╭──

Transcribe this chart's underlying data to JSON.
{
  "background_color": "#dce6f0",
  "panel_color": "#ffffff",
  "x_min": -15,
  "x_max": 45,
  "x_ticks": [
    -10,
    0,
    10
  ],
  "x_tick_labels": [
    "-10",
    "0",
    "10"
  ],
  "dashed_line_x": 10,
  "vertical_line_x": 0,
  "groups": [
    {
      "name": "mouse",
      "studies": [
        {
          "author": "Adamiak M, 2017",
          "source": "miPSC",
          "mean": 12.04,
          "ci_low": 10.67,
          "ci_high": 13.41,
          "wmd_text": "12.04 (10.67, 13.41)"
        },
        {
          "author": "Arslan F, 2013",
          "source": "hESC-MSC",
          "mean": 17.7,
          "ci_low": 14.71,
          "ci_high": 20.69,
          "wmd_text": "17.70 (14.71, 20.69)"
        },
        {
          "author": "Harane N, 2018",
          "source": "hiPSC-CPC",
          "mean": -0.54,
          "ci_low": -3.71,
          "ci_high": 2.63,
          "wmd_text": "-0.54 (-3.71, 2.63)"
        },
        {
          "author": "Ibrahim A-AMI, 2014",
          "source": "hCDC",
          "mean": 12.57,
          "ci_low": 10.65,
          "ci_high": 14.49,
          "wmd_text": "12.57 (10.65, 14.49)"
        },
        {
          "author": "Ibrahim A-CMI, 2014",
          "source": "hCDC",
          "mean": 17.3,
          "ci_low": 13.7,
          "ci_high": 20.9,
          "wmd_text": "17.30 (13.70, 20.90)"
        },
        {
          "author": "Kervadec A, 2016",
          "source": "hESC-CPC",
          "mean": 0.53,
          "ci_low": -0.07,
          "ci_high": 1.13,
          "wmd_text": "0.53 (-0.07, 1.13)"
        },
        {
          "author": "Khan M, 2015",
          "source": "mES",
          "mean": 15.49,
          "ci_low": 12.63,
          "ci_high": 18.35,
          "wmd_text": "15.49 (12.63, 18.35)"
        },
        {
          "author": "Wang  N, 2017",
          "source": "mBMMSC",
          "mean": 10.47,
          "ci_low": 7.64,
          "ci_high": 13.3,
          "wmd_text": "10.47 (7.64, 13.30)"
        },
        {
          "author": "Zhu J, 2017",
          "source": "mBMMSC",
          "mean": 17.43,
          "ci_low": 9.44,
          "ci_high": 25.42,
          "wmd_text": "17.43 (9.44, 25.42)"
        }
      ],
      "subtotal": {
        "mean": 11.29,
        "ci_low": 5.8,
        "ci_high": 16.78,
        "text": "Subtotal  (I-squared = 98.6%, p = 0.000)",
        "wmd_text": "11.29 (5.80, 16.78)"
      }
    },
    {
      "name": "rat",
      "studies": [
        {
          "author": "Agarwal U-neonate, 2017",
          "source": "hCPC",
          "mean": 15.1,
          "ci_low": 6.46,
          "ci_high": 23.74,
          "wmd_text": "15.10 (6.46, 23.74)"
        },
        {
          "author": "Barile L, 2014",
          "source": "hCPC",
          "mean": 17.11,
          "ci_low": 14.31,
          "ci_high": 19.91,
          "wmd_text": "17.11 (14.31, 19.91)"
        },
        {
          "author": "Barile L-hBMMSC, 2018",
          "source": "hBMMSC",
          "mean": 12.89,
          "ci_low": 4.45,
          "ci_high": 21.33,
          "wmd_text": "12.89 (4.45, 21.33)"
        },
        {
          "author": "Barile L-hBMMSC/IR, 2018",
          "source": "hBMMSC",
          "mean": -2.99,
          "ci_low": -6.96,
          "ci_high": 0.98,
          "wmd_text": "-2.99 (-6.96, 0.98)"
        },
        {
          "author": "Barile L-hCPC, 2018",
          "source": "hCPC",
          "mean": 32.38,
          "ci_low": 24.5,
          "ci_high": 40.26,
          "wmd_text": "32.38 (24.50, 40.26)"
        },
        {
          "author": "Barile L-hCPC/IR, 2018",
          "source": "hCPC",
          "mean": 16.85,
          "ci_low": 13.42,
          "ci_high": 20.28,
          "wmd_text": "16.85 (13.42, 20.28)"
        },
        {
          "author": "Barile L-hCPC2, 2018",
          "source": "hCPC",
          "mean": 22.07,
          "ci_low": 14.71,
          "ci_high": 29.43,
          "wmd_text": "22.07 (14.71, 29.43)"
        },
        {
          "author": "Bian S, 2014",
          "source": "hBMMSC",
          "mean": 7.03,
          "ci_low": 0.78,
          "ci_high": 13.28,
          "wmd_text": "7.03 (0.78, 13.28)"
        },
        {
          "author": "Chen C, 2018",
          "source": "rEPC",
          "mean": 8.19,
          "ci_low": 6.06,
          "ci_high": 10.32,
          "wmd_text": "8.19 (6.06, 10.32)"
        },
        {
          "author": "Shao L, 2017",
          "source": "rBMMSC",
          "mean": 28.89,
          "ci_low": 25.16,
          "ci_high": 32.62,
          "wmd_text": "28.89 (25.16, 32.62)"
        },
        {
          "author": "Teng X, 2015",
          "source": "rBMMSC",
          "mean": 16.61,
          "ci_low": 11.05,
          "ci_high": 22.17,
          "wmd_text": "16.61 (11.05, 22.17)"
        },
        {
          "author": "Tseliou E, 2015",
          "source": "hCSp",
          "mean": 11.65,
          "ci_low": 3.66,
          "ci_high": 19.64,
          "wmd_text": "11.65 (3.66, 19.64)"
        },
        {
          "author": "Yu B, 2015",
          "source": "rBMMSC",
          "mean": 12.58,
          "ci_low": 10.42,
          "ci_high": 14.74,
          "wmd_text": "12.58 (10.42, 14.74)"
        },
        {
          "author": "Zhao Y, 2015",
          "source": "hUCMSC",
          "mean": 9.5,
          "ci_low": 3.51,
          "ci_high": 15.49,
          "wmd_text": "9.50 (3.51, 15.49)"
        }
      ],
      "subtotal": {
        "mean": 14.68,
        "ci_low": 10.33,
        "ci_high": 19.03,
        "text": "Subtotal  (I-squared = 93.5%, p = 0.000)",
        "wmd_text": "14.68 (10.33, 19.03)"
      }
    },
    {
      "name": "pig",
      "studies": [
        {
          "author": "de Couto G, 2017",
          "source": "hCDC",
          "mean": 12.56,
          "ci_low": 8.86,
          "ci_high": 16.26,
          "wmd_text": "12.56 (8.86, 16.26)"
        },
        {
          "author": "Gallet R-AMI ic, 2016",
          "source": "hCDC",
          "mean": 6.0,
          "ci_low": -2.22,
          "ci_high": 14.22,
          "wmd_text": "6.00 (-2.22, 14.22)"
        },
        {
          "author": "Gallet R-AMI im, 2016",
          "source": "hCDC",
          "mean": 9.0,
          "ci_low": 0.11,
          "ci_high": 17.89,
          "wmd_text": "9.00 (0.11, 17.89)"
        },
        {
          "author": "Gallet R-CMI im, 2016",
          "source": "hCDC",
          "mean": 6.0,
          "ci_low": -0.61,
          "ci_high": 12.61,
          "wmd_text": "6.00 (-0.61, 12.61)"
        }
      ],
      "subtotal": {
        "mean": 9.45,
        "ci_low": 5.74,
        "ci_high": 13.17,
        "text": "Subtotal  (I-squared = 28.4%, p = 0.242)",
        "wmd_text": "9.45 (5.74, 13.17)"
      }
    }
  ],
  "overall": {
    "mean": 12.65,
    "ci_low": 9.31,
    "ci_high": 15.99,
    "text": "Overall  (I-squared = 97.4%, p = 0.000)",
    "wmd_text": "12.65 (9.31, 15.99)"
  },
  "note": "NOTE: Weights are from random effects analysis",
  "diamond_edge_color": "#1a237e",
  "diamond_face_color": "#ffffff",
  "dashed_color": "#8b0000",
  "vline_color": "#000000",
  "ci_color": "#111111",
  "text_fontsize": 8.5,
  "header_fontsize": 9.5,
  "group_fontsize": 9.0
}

╰──

**EXERCISE TASK**
Copy out all of the records shown above exactly.

**WORKED ANSWER**
Transcribe this chart's underlying data to JSON.
{
  "background_color": "#dce6f0",
  "panel_color": "#ffffff",
  "x_min": -15,
  "x_max": 45,
  "x_ticks": [
    -10,
    0,
    10
  ],
  "x_tick_labels": [
    "-10",
    "0",
    "10"
  ],
  "dashed_line_x": 10,
  "vertical_line_x": 0,
  "groups": [
    {
      "name": "mouse",
      "studies": [
        {
          "author": "Adamiak M, 2017",
          "source": "miPSC",
          "mean": 12.04,
          "ci_low": 10.67,
          "ci_high": 13.41,
          "wmd_text": "12.04 (10.67, 13.41)"
        },
        {
          "author": "Arslan F, 2013",
          "source": "hESC-MSC",
          "mean": 17.7,
          "ci_low": 14.71,
          "ci_high": 20.69,
          "wmd_text": "17.70 (14.71, 20.69)"
        },
        {
          "author": "Harane N, 2018",
          "source": "hiPSC-CPC",
          "mean": -0.54,
          "ci_low": -3.71,
          "ci_high": 2.63,
          "wmd_text": "-0.54 (-3.71, 2.63)"
        },
        {
          "author": "Ibrahim A-AMI, 2014",
          "source": "hCDC",
          "mean": 12.57,
          "ci_low": 10.65,
          "ci_high": 14.49,
          "wmd_text": "12.57 (10.65, 14.49)"
        },
        {
          "author": "Ibrahim A-CMI, 2014",
          "source": "hCDC",
          "mean": 17.3,
          "ci_low": 13.7,
          "ci_high": 20.9,
          "wmd_text": "17.30 (13.70, 20.90)"
        },
        {
          "author": "Kervadec A, 2016",
          "source": "hESC-CPC",
          "mean": 0.53,
          "ci_low": -0.07,
          "ci_high": 1.13,
          "wmd_text": "0.53 (-0.07, 1.13)"
        },
        {
          "author": "Khan M, 2015",
          "source": "mES",
          "mean": 15.49,
          "ci_low": 12.63,
          "ci_high": 18.35,
          "wmd_text": "15.49 (12.63, 18.35)"
        },
        {
          "author": "Wang  N, 2017",
          "source": "mBMMSC",
          "mean": 10.47,
          "ci_low": 7.64,
          "ci_high": 13.3,
          "wmd_text": "10.47 (7.64, 13.30)"
        },
        {
          "author": "Zhu J, 2017",
          "source": "mBMMSC",
          "mean": 17.43,
          "ci_low": 9.44,
          "ci_high": 25.42,
          "wmd_text": "17.43 (9.44, 25.42)"
        }
      ],
      "subtotal": {
        "mean": 11.29,
        "ci_low": 5.8,
        "ci_high": 16.78,
        "text": "Subtotal  (I-squared = 98.6%, p = 0.000)",
        "wmd_text": "11.29 (5.80, 16.78)"
      }
    },
    {
      "name": "rat",
      "studies": [
        {
          "author": "Agarwal U-neonate, 2017",
          "source": "hCPC",
          "mean": 15.1,
          "ci_low": 6.46,
          "ci_high": 23.74,
          "wmd_text": "15.10 (6.46, 23.74)"
        },
        {
          "author": "Barile L, 2014",
          "source": "hCPC",
          "mean": 17.11,
          "ci_low": 14.31,
          "ci_high": 19.91,
          "wmd_text": "17.11 (14.31, 19.91)"
        },
        {
          "author": "Barile L-hBMMSC, 2018",
          "source": "hBMMSC",
          "mean": 12.89,
          "ci_low": 4.45,
          "ci_high": 21.33,
          "wmd_text": "12.89 (4.45, 21.33)"
        },
        {
          "author": "Barile L-hBMMSC/IR, 2018",
          "source": "hBMMSC",
          "mean": -2.99,
          "ci_low": -6.96,
          "ci_high": 0.98,
          "wmd_text": "-2.99 (-6.96, 0.98)"
        },
        {
          "author": "Barile L-hCPC, 2018",
          "source": "hCPC",
          "mean": 32.38,
          "ci_low": 24.5,
          "ci_high": 40.26,
          "wmd_text": "32.38 (24.50, 40.26)"
        },
        {
          "author": "Barile L-hCPC/IR, 2018",
          "source": "hCPC",
          "mean": 16.85,
          "ci_low": 13.42,
          "ci_high": 20.28,
          "wmd_text": "16.85 (13.42, 20.28)"
        },
        {
          "author": "Barile L-hCPC2, 2018",
          "source": "hCPC",
          "mean": 22.07,
          "ci_low": 14.71,
          "ci_high": 29.43,
          "wmd_text": "22.07 (14.71, 29.43)"
        },
        {
          "author": "Bian S, 2014",
          "source": "hBMMSC",
          "mean": 7.03,
          "ci_low": 0.78,
          "ci_high": 13.28,
          "wmd_text": "7.03 (0.78, 13.28)"
        },
        {
          "author": "Chen C, 2018",
          "source": "rEPC",
          "mean": 8.19,
          "ci_low": 6.06,
          "ci_high": 10.32,
          "wmd_text": "8.19 (6.06, 10.32)"
        },
        {
          "author": "Shao L, 2017",
          "source": "rBMMSC",
          "mean": 28.89,
          "ci_low": 25.16,
          "ci_high": 32.62,
          "wmd_text": "28.89 (25.16, 32.62)"
        },
        {
          "author": "Teng X, 2015",
          "source": "rBMMSC",
          "mean": 16.61,
          "ci_low": 11.05,
          "ci_high": 22.17,
          "wmd_text": "16.61 (11.05, 22.17)"
        },
        {
          "author": "Tseliou E, 2015",
          "source": "hCSp",
          "mean": 11.65,
          "ci_low": 3.66,
          "ci_high": 19.64,
          "wmd_text": "11.65 (3.66, 19.64)"
        },
        {
          "author": "Yu B, 2015",
          "source": "rBMMSC",
          "mean": 12.58,
          "ci_low": 10.42,
          "ci_high": 14.74,
          "wmd_text": "12.58 (10.42, 14.74)"
        },
        {
          "author": "Zhao Y, 2015",
          "source": "hUCMSC",
          "mean": 9.5,
          "ci_low": 3.51,
          "ci_high": 15.49,
          "wmd_text": "9.50 (3.51, 15.49)"
        }
      ],
      "subtotal": {
        "mean": 14.68,
        "ci_low": 10.33,
        "ci_high": 19.03,
        "text": "Subtotal  (I-squared = 93.5%, p = 0.000)",
        "wmd_text": "14.68 (10.33, 19.03)"
      }
    },
    {
      "name": "pig",
      "studies": [
        {
          "author": "de Couto G, 2017",
          "source": "hCDC",
          "mean": 12.56,
          "ci_low": 8.86,
          "ci_high": 16.26,
          "wmd_text": "12.56 (8.86, 16.26)"
        },
        {
          "author": "Gallet R-AMI ic, 2016",
          "source": "hCDC",
          "mean": 6.0,
          "ci_low": -2.22,
          "ci_high": 14.22,
          "wmd_text": "6.00 (-2.22, 14.22)"
        },
        {
          "author": "Gallet R-AMI im, 2016",
          "source": "hCDC",
          "mean": 9.0,
          "ci_low": 0.11,
          "ci_high": 17.89,
          "wmd_text": "9.00 (0.11, 17.89)"
        },
        {
          "author": "Gallet R-CMI im, 2016",
          "source": "hCDC",
          "mean": 6.0,
          "ci_low": -0.61,
          "ci_high": 12.61,
          "wmd_text": "6.00 (-0.61, 12.61)"
        }
      ],
      "subtotal": {
        "mean": 9.45,
        "ci_low": 5.74,
        "ci_high": 13.17,
        "text": "Subtotal  (I-squared = 28.4%, p = 0.242)",
        "wmd_text": "9.45 (5.74, 13.17)"
      }
    }
  ],
  "overall": {
    "mean": 12.65,
    "ci_low": 9.31,
    "ci_high": 15.99,
    "text": "Overall  (I-squared = 97.4%, p = 0.000)",
    "wmd_text": "12.65 (9.31, 15.99)"
  },
  "note": "NOTE: Weights are from random effects analysis",
  "diamond_edge_color": "#1a237e",
  "diamond_face_color": "#ffffff",
  "dashed_color": "#8b0000",
  "vline_color": "#000000",
  "ci_color": "#111111",
  "text_fontsize": 8.5,
  "header_fontsize": 9.5,
  "group_fontsize": 9.0
}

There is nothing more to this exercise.